Return each line of the data below exactly, omitting any pictures.
>>>
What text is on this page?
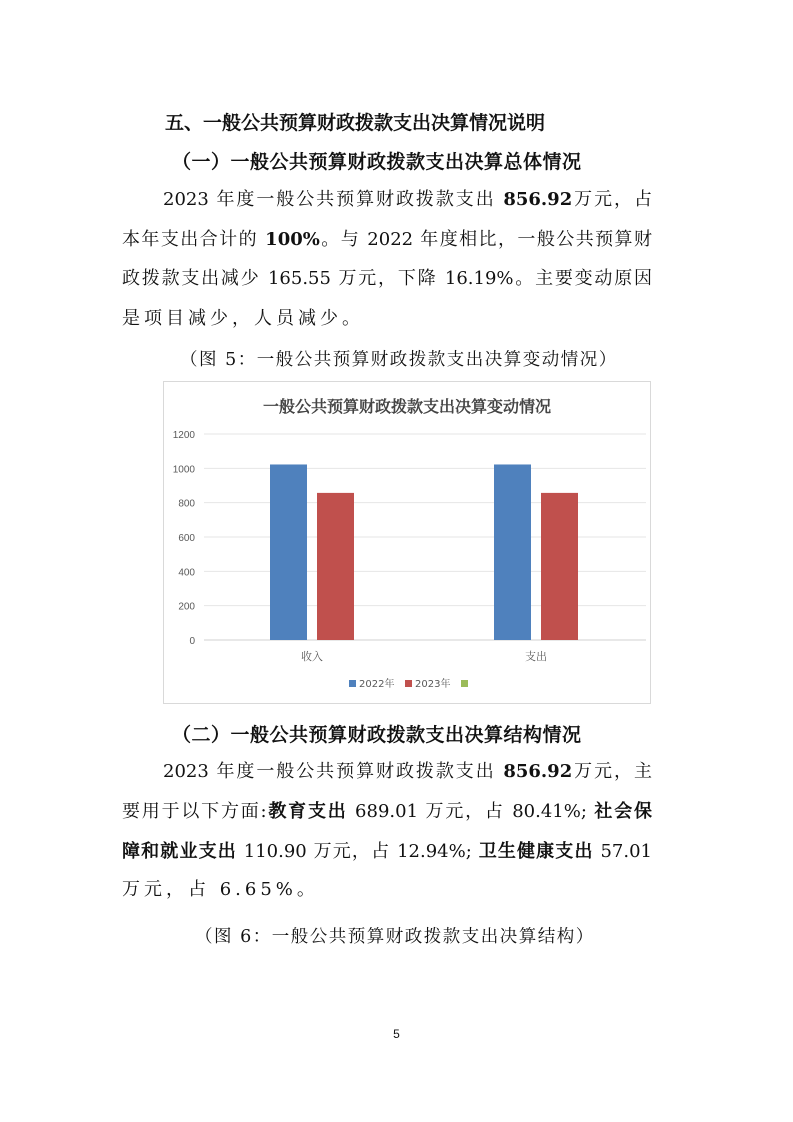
五、一般公共预算财政拨款支出决算情况说明
（一）一般公共预算财政拨款支出决算总体情况
2023 年度一般公共预算财政拨款支出 856.92万元，占
本年支出合计的 100%。与 2022 年度相比，一般公共预算财
政拨款支出减少 165.55 万元，下降 16.19%。主要变动原因
是项目减少，人员减少。
（图 5：一般公共预算财政拨款支出决算变动情况）
一般公共预算财政拨款支出决算变动情况
0
200
400
600
800
1000
1200
收入	支出
2022年 2023年
（二）一般公共预算财政拨款支出决算结构情况
2023 年度一般公共预算财政拨款支出 856.92万元，主
要用于以下方面:教育支出 689.01 万元，占 80.41%; 社会保
障和就业支出 110.90 万元，占 12.94%; 卫生健康支出 57.01
万元，占 6.65%。
（图 6：一般公共预算财政拨款支出决算结构）
5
<<<
▸ Output
What text is on this page?
五、一般公共预算财政拨款支出决算情况说明
（一）一般公共预算财政拨款支出决算总体情况
2023 年度一般公共预算财政拨款支出 856.92万元，占
本年支出合计的 100%。与 2022 年度相比，一般公共预算财
政拨款支出减少 165.55 万元，下降 16.19%。主要变动原因
是项目减少，人员减少。
（图 5：一般公共预算财政拨款支出决算变动情况）
一般公共预算财政拨款支出决算变动情况
0
200
400
600
800
1000
1200
收入	支出
2022年 2023年
（二）一般公共预算财政拨款支出决算结构情况
2023 年度一般公共预算财政拨款支出 856.92万元，主
要用于以下方面:教育支出 689.01 万元，占 80.41%; 社会保
障和就业支出 110.90 万元，占 12.94%; 卫生健康支出 57.01
万元，占 6.65%。
（图 6：一般公共预算财政拨款支出决算结构）
5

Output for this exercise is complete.